**RECORD EXTRACTS:**
________

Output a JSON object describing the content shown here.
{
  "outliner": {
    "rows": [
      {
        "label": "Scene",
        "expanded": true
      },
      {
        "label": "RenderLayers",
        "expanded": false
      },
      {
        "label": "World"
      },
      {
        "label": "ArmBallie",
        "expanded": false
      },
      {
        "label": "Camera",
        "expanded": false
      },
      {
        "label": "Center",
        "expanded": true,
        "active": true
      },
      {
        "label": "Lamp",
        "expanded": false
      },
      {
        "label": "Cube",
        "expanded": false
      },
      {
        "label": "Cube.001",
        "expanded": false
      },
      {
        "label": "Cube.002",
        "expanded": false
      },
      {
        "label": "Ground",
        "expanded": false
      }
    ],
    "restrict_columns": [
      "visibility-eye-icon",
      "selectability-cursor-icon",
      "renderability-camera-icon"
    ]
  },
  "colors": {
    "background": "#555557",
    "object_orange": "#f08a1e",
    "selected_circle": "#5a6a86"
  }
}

________

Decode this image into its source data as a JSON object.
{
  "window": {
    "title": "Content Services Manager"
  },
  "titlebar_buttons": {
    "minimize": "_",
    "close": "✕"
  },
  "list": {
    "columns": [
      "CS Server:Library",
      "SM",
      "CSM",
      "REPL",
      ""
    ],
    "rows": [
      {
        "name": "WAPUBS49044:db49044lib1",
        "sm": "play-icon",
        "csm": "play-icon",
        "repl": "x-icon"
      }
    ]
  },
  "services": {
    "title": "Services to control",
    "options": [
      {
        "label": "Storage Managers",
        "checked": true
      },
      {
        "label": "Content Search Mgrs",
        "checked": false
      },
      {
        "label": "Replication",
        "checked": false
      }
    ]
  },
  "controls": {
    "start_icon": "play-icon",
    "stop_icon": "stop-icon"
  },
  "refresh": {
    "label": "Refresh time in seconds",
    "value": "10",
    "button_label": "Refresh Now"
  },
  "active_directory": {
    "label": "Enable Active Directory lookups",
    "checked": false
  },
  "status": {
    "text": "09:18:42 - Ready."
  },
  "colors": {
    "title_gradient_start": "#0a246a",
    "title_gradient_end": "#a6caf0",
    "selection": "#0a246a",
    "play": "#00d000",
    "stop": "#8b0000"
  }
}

________

**REQUIREMENTS:** Each line with the string "checked" in it needs to be found and copied.

**EXERCISE ANSWER:**
        "checked": true
        "checked": false
        "checked": false
    "checked": false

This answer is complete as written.